Instructions to follow:
Reproduce all of the records below, replacing each occurrence of "plot-frame" with "plot-area" and changing nothing else.

⁂

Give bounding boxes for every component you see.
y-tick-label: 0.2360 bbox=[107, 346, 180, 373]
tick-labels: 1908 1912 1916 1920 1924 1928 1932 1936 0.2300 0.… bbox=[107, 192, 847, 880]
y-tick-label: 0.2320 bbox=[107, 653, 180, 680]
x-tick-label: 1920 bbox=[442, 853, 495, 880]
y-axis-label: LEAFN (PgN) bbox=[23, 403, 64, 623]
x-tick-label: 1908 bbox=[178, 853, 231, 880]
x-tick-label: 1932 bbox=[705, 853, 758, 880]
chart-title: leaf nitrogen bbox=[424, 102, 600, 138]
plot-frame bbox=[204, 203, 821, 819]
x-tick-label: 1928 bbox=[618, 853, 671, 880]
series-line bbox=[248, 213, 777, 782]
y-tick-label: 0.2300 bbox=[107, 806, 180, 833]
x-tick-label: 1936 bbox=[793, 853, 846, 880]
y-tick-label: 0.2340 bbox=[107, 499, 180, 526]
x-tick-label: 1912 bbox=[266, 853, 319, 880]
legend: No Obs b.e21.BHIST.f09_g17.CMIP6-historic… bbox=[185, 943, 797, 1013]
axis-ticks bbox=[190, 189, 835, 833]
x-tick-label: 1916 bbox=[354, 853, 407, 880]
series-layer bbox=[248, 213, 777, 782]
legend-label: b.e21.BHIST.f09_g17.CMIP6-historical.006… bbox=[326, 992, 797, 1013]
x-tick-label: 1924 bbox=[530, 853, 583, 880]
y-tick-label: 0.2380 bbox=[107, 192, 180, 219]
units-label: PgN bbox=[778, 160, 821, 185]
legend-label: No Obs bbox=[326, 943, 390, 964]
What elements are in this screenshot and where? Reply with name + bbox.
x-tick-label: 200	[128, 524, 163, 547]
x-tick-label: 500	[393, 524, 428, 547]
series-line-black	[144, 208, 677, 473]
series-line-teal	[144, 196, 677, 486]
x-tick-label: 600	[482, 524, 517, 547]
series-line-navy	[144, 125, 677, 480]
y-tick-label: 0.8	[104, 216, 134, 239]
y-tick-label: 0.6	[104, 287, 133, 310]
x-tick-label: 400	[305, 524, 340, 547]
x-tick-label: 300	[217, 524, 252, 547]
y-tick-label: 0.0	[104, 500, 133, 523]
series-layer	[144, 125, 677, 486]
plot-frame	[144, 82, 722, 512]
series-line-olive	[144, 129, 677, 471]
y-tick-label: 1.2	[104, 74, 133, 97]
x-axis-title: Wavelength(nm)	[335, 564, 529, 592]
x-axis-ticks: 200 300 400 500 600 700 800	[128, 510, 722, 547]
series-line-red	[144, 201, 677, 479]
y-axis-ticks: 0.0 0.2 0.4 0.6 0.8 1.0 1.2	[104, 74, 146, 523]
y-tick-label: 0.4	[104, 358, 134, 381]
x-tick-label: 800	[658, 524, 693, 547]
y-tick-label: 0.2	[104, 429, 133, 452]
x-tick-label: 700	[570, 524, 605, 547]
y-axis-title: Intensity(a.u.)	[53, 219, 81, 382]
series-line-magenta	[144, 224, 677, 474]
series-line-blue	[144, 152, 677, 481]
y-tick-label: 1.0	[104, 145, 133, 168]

⁂

Written response:
Give bounding boxes for every component you see.
y-tick-label: 0.2360 bbox=[107, 346, 180, 373]
tick-labels: 1908 1912 1916 1920 1924 1928 1932 1936 0.2300 0.… bbox=[107, 192, 847, 880]
y-tick-label: 0.2320 bbox=[107, 653, 180, 680]
x-tick-label: 1920 bbox=[442, 853, 495, 880]
y-axis-label: LEAFN (PgN) bbox=[23, 403, 64, 623]
x-tick-label: 1908 bbox=[178, 853, 231, 880]
x-tick-label: 1932 bbox=[705, 853, 758, 880]
chart-title: leaf nitrogen bbox=[424, 102, 600, 138]
plot-area bbox=[204, 203, 821, 819]
x-tick-label: 1928 bbox=[618, 853, 671, 880]
series-line bbox=[248, 213, 777, 782]
y-tick-label: 0.2300 bbox=[107, 806, 180, 833]
x-tick-label: 1936 bbox=[793, 853, 846, 880]
y-tick-label: 0.2340 bbox=[107, 499, 180, 526]
x-tick-label: 1912 bbox=[266, 853, 319, 880]
legend: No Obs b.e21.BHIST.f09_g17.CMIP6-historic… bbox=[185, 943, 797, 1013]
axis-ticks bbox=[190, 189, 835, 833]
x-tick-label: 1916 bbox=[354, 853, 407, 880]
series-layer bbox=[248, 213, 777, 782]
legend-label: b.e21.BHIST.f09_g17.CMIP6-historical.006… bbox=[326, 992, 797, 1013]
x-tick-label: 1924 bbox=[530, 853, 583, 880]
y-tick-label: 0.2380 bbox=[107, 192, 180, 219]
units-label: PgN bbox=[778, 160, 821, 185]
legend-label: No Obs bbox=[326, 943, 390, 964]
What elements are in this screenshot and where? Reply with name + bbox.
x-tick-label: 200	[128, 524, 163, 547]
x-tick-label: 500	[393, 524, 428, 547]
series-line-black	[144, 208, 677, 473]
series-line-teal	[144, 196, 677, 486]
x-tick-label: 600	[482, 524, 517, 547]
series-line-navy	[144, 125, 677, 480]
y-tick-label: 0.8	[104, 216, 134, 239]
y-tick-label: 0.6	[104, 287, 133, 310]
x-tick-label: 400	[305, 524, 340, 547]
x-tick-label: 300	[217, 524, 252, 547]
y-tick-label: 0.0	[104, 500, 133, 523]
series-layer	[144, 125, 677, 486]
plot-area	[144, 82, 722, 512]
series-line-olive	[144, 129, 677, 471]
y-tick-label: 1.2	[104, 74, 133, 97]
x-axis-title: Wavelength(nm)	[335, 564, 529, 592]
x-axis-ticks: 200 300 400 500 600 700 800	[128, 510, 722, 547]
series-line-red	[144, 201, 677, 479]
y-axis-ticks: 0.0 0.2 0.4 0.6 0.8 1.0 1.2	[104, 74, 146, 523]
y-tick-label: 0.4	[104, 358, 134, 381]
x-tick-label: 800	[658, 524, 693, 547]
y-tick-label: 0.2	[104, 429, 133, 452]
x-tick-label: 700	[570, 524, 605, 547]
y-axis-title: Intensity(a.u.)	[53, 219, 81, 382]
series-line-magenta	[144, 224, 677, 474]
series-line-blue	[144, 152, 677, 481]
y-tick-label: 1.0	[104, 145, 133, 168]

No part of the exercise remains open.